— Begin DOCUMENT PASSAGE —

There is no question that Anthem’s interest in the trial court’s decision is distinct from — and far exceeds — the general interest of the community. See id. Anthem has a substantial interest at stake in this action — it already *230has paid a sum exceeding $93 million, representing the proceeds of the stock that Anthem chose to distribute to the state rather than to the plaintiff, and could be compelled to pay that sum yet again. The prospect of making a duplicative payment of nearly $100 million certainly constitutes a specific personal and legal interest.
Moreover, Anthem has a specific personal and legal interest in the subject matter of this action, which is the determination of the rightful owner of the proceeds. If the court ultimately determines in the course of the present action that Anthem mistakenly distributed the stock to the state rather than to the plaintiff, the plaintiffs only recourse will be against Anthem, because the state will no longer be a party to this action. As the majority points out, “[t]he dismissal of all claims against the state . . . means that the state will no longer be a party to this case . . . [and] neither this court nor the trial court has jurisdiction over persons or entities who are not parties to the action before it.” See footnote 31 of the majority opinion. Consequently, even if the court determines that the state had no right to receive the stock in the first place and, therefore, has no right to retain it, the disputed property will not be available to the court for purposes of resolving this interpleader action. Given this context, Anthem should be permitted to maintain its cross appeal challenging the trial court’s dismissal of the plaintiffs claims against the state.

— End DOCUMENT PASSAGE —

* **TASKS TO CARRY OUT**
1 - Using the Anthem passage, decide whether each statement agrees with it: (a) Anthem has already paid more than $93 million, (b) the state will remain a party to the action, (c) Anthem distributed the stock to the plaintiff rather than to the state. Answer yes or no for each, quoting the deciding words.
2 - Write out the words of the Anthem passage between "There is no" and "and legal interest.", inclusive.
The rows that follow come from a separate source.

— Begin EXTRACTED RECORDS —

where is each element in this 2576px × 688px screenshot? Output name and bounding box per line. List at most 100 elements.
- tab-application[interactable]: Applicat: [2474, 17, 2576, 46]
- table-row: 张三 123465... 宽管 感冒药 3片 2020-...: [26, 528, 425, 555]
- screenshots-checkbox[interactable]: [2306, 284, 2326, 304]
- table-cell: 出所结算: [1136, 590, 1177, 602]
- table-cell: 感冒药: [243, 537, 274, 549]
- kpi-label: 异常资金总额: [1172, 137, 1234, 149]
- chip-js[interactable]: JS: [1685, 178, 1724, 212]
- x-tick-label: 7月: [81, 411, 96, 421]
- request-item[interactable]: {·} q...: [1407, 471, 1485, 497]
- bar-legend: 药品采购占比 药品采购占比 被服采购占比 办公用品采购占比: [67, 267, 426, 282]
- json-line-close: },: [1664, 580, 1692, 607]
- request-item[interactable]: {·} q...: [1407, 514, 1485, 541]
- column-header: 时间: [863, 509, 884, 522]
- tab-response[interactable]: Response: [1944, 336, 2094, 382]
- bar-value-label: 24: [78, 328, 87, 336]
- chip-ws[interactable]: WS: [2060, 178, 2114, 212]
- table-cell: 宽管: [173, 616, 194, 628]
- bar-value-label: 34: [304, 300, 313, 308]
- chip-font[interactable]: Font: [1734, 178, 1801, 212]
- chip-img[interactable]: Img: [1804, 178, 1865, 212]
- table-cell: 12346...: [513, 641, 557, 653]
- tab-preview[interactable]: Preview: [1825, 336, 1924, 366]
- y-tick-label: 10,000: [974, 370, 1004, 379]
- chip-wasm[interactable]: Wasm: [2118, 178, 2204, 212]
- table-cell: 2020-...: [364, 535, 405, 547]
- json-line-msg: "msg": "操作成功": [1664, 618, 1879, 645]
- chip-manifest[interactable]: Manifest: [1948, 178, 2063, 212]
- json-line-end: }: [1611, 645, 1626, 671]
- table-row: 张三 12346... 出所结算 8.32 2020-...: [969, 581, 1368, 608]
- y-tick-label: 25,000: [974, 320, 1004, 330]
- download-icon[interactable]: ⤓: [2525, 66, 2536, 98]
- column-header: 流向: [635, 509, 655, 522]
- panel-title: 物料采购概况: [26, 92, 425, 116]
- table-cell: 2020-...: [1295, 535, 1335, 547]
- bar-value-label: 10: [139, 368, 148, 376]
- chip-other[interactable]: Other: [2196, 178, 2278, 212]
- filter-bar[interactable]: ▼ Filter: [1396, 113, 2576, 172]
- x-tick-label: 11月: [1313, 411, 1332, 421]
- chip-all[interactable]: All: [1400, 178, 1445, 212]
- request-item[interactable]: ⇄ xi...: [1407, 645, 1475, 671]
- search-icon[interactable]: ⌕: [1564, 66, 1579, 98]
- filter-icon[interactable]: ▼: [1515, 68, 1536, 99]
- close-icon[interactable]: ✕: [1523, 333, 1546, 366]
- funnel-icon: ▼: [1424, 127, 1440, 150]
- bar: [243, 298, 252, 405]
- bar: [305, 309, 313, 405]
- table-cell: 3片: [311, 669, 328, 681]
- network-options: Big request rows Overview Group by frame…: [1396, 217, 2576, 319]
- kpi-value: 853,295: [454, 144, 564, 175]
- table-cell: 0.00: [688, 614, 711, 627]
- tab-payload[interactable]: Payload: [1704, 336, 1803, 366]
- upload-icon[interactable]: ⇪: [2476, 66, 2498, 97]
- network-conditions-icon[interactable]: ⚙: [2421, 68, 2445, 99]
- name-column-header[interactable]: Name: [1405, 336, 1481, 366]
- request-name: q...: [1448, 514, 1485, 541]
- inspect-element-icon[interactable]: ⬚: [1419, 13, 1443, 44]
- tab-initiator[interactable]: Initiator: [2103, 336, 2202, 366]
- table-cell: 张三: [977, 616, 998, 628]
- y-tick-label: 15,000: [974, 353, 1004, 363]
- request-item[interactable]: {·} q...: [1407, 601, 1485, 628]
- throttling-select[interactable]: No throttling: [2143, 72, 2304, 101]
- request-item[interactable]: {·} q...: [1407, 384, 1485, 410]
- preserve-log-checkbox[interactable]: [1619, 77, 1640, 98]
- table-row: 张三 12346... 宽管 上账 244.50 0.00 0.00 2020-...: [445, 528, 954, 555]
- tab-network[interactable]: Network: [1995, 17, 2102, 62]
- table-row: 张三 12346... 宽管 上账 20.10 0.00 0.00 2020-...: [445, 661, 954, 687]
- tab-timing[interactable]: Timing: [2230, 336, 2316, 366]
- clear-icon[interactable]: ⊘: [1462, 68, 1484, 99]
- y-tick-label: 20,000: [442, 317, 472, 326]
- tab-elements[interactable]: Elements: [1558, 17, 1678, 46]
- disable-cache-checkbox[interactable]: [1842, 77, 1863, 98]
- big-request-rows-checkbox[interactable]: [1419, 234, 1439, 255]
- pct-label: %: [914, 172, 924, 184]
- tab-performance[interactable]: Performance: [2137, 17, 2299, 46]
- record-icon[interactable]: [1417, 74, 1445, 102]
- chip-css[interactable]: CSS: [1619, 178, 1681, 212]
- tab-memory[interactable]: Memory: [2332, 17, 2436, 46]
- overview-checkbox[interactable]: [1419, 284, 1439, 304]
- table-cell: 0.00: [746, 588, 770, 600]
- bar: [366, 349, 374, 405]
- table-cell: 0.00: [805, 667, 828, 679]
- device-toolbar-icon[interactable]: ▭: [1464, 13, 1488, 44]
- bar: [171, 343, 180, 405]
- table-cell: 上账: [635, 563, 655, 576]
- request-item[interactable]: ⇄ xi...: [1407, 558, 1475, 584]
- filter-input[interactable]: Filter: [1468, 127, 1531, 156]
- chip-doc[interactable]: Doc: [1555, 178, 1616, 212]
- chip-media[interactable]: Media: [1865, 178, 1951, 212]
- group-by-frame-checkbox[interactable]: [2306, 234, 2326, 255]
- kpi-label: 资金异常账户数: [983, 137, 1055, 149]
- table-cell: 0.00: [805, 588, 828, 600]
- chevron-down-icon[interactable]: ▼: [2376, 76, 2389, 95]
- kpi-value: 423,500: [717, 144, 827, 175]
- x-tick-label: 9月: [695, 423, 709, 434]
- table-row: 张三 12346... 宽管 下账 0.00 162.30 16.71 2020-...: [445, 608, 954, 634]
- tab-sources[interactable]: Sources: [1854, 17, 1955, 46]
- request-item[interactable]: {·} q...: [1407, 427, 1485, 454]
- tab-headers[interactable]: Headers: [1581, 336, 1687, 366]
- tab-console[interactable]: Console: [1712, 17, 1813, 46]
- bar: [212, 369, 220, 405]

— End EXTRACTED RECORDS —
— Begin EXTRACTED RECORDS —

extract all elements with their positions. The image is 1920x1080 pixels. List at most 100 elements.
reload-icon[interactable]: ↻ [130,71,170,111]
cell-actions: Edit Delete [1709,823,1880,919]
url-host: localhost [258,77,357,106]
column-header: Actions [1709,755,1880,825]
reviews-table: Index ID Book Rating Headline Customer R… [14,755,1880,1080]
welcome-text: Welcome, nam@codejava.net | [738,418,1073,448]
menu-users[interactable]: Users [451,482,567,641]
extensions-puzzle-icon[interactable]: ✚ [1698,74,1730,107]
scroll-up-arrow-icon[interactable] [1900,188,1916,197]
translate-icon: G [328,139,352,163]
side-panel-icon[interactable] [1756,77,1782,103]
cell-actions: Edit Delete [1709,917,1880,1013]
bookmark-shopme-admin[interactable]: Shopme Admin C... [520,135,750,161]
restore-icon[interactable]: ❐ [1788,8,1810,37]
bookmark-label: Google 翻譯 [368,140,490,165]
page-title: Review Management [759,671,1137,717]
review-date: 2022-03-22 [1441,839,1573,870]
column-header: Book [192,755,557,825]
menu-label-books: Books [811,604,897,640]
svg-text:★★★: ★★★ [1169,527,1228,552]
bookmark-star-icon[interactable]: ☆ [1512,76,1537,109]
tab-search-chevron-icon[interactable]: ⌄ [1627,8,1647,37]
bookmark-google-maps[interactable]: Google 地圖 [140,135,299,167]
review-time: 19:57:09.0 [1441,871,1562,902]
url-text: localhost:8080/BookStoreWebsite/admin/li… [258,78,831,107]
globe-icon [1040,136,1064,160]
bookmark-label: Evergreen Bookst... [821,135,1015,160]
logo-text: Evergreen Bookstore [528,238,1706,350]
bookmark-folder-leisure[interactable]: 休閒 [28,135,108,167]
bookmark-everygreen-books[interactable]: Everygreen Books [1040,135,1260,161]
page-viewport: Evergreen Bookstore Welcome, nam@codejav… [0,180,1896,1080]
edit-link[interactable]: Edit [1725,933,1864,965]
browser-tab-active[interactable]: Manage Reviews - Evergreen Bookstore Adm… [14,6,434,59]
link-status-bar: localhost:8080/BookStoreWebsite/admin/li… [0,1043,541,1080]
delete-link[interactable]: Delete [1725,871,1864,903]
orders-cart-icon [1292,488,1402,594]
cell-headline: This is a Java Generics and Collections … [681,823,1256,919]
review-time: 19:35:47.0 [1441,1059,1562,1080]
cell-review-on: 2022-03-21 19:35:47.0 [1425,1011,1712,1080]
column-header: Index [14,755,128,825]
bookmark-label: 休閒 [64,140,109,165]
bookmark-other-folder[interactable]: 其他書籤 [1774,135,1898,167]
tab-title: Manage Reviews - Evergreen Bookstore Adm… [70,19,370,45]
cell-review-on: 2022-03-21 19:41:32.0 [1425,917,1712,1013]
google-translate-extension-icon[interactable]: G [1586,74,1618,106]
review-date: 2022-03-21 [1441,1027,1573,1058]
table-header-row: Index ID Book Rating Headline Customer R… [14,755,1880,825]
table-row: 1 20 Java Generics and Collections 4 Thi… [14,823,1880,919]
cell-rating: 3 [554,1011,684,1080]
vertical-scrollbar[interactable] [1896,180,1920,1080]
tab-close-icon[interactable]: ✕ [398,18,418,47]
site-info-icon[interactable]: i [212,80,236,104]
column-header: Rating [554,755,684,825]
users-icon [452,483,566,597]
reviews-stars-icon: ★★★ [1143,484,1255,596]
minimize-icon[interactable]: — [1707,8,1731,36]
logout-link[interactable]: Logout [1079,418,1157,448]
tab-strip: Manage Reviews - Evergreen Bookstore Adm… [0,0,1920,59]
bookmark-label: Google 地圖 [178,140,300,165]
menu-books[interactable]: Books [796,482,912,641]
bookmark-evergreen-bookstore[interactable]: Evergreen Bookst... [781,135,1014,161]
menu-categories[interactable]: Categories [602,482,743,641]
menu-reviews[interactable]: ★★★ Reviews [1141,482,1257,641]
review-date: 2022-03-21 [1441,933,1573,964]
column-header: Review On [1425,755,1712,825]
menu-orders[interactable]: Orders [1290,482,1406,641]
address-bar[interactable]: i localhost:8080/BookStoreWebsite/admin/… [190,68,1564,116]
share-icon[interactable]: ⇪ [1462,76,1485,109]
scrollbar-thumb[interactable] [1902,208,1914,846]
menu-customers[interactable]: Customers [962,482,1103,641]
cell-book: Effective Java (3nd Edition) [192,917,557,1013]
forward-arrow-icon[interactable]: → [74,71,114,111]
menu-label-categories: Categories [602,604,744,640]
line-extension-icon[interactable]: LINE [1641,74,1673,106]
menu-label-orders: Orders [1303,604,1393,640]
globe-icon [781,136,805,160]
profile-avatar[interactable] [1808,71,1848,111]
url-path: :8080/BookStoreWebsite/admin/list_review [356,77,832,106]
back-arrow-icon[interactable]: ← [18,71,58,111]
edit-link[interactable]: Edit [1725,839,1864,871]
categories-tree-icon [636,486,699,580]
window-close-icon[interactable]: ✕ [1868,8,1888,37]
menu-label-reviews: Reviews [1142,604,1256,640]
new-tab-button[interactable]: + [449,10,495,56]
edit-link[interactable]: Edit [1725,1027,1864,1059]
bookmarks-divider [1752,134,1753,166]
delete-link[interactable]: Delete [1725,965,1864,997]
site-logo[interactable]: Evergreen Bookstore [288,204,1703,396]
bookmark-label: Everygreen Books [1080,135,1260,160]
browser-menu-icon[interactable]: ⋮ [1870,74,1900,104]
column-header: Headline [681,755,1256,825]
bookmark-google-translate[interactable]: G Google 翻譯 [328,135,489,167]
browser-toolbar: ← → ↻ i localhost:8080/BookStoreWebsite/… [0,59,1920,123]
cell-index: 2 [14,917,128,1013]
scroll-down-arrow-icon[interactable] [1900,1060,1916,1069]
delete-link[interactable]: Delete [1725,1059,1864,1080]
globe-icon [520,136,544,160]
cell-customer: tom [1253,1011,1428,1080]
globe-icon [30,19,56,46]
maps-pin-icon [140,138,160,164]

— End EXTRACTED RECORDS —

* **OUTPUTS IN ORDER**
1 -
(a) Yes: "has paid a sum exceeding $93 million"
(b) No: "the state will no longer be a party to this action"
(c) No: "the stock that Anthem chose to distribute to the state rather than to the plaintiff"

2 -
There is no question that Anthem’s interest in the trial court’s decision is distinct from — and far exceeds — the general interest of the community. See id. Anthem has a substantial interest at stake in this action — it already *230has paid a sum exceeding $93 million, representing the proceeds of the stock that Anthem chose to distribute to the state rather than to the plaintiff, and could be compelled to pay that sum yet again. The prospect of making a duplicative payment of nearly $100 million certainly constitutes a specific personal and legal interest.